> **提示文**
↓
母娘の絶縁、宿命の物語をつづる週刊誌を越える、宇多田ヒカルのコメント文
下世話、醜聞、スキャンダル――。長く女性の“欲望”に応えてきた女性週刊誌を、伝説のスキャンダル雑誌「噂の真相」の元デスク神林広恵が、ぶった斬る!
第186回(8/23~27発売号より)
橋下徹大阪市長の政治資金パーティでの取材は「入場料(献金)を払わなければ非公開」発言が波紋を呼んでいる。「カメラがない方が自分の思いを率直に伝えられる」「僕がしゃべる内容の著作権は僕にある」だって。先の慰安婦発言が大問題になったことへの対抗策とも思えるが、これは自由な取材を制限する反民主主義、独裁的行為である。公人の発言の重み、義務、民主主義の原則、自由な言論など全てに対する認識が欠如しているとしか思えない。これまで情報公開を掲げてきた橋下だが、今度もまた一つ化けの皮が剥がれた。
1位「藤圭子さん 『ヒカルとはもう会わない』母娘“絶縁”宣言から始まった12年の流浪と絶望!」(「女性自身」9月10日号)
↑
収集データ
↓
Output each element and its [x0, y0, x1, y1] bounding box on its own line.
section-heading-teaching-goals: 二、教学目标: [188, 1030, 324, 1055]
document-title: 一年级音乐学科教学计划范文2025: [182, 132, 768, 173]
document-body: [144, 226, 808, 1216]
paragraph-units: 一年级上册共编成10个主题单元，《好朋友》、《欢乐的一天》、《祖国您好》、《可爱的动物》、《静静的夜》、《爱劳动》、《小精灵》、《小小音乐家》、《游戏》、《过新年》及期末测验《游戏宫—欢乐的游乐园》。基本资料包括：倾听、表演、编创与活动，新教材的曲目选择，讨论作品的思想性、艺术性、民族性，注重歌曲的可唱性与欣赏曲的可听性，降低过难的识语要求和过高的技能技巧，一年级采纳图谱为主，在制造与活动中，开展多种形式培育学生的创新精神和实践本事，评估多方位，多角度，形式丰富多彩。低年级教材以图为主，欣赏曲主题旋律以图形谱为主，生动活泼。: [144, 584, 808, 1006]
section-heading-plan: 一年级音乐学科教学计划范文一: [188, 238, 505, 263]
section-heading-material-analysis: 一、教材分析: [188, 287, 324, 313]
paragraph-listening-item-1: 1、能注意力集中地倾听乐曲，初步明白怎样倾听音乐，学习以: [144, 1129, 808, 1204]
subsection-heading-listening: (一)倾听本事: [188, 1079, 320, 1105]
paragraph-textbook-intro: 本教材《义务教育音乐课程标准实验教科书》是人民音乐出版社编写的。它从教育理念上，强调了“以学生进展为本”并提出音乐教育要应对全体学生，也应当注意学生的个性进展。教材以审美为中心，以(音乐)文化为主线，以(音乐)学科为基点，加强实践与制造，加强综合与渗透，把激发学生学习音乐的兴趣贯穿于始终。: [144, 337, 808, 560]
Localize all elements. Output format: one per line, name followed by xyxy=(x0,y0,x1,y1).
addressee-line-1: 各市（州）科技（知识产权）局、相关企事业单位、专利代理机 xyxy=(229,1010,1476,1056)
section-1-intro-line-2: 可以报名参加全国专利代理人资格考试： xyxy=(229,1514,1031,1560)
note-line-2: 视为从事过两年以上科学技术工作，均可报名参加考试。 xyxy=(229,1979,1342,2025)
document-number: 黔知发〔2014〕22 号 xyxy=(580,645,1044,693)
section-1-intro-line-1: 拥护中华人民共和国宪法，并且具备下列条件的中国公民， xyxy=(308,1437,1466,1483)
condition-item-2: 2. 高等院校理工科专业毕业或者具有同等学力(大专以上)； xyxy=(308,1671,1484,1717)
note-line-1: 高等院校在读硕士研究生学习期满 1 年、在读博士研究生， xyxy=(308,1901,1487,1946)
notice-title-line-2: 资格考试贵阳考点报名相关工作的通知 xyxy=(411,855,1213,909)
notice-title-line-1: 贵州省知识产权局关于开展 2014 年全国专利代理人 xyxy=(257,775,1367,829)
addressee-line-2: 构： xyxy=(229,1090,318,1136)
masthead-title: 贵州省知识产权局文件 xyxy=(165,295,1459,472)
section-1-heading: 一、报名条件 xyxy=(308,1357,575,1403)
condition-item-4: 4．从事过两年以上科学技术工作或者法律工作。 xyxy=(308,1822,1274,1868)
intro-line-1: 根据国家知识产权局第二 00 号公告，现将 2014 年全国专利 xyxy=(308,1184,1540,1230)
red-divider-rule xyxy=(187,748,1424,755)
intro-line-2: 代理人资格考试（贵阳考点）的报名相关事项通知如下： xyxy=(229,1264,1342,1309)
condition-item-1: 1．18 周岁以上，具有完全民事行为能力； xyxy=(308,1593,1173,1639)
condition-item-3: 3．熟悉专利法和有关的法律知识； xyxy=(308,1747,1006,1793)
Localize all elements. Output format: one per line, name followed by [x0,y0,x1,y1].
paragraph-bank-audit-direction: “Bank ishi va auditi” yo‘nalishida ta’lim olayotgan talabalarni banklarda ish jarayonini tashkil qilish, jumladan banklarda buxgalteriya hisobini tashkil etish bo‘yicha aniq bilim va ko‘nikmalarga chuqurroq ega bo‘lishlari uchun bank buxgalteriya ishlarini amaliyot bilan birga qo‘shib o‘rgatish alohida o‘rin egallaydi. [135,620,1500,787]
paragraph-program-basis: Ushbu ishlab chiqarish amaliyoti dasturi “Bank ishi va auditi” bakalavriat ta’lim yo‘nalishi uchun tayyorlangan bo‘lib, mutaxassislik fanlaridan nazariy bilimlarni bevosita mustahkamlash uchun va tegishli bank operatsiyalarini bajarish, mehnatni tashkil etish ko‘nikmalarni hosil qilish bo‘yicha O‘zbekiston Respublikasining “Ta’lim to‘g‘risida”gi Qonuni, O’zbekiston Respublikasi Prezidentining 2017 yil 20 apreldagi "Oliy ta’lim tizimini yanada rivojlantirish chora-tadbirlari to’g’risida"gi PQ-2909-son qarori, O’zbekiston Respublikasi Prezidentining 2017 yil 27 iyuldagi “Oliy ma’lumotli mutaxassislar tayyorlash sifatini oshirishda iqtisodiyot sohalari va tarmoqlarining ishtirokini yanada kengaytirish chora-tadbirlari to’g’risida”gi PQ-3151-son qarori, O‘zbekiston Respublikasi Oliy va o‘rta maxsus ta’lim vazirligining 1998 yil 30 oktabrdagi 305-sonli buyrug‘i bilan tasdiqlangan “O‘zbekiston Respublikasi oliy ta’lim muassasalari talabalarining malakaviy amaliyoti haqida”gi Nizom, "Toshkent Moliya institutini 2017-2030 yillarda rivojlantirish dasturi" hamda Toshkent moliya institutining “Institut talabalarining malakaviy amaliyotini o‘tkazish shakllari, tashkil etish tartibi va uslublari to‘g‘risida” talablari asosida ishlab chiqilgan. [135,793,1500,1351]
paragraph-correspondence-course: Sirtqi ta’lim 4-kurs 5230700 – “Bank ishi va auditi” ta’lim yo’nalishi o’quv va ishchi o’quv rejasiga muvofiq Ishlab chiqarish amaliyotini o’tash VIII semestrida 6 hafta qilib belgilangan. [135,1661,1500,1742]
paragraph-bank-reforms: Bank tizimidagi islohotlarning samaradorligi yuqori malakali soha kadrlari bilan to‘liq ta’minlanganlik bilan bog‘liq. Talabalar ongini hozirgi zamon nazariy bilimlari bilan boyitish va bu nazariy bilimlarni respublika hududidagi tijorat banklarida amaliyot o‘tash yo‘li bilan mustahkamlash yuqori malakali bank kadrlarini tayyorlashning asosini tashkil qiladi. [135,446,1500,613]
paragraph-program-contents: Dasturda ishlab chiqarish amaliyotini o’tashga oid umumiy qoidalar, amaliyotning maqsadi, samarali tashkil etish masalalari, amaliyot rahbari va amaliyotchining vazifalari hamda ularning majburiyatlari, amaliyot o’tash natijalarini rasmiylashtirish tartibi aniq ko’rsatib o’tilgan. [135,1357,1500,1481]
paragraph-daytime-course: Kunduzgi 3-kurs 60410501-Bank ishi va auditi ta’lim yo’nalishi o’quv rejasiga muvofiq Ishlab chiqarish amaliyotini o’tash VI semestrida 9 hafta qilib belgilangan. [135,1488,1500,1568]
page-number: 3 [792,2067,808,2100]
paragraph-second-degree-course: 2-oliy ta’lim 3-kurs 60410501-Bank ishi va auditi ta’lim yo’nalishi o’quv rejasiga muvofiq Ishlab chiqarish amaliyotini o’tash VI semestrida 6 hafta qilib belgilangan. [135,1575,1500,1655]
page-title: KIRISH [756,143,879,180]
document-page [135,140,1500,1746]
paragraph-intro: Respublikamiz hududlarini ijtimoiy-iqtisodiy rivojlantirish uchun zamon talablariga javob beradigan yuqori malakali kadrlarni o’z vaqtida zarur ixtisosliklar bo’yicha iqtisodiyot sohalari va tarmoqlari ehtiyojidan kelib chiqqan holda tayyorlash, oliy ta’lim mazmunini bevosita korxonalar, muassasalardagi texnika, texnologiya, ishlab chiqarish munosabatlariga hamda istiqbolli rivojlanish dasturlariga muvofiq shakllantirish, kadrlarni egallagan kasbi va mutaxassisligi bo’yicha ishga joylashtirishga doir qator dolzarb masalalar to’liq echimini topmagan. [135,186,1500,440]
↑
> **取り組む課題**
提示文で、橋下徹大阪市長の発言として「」で引用されている言葉をすべて書き出しなさい。

> **演習結果**
・「入場料(献金)を払わなければ非公開」
・「カメラがない方が自分の思いを率直に伝えられる」
・「僕がしゃべる内容の著作権は僕にある」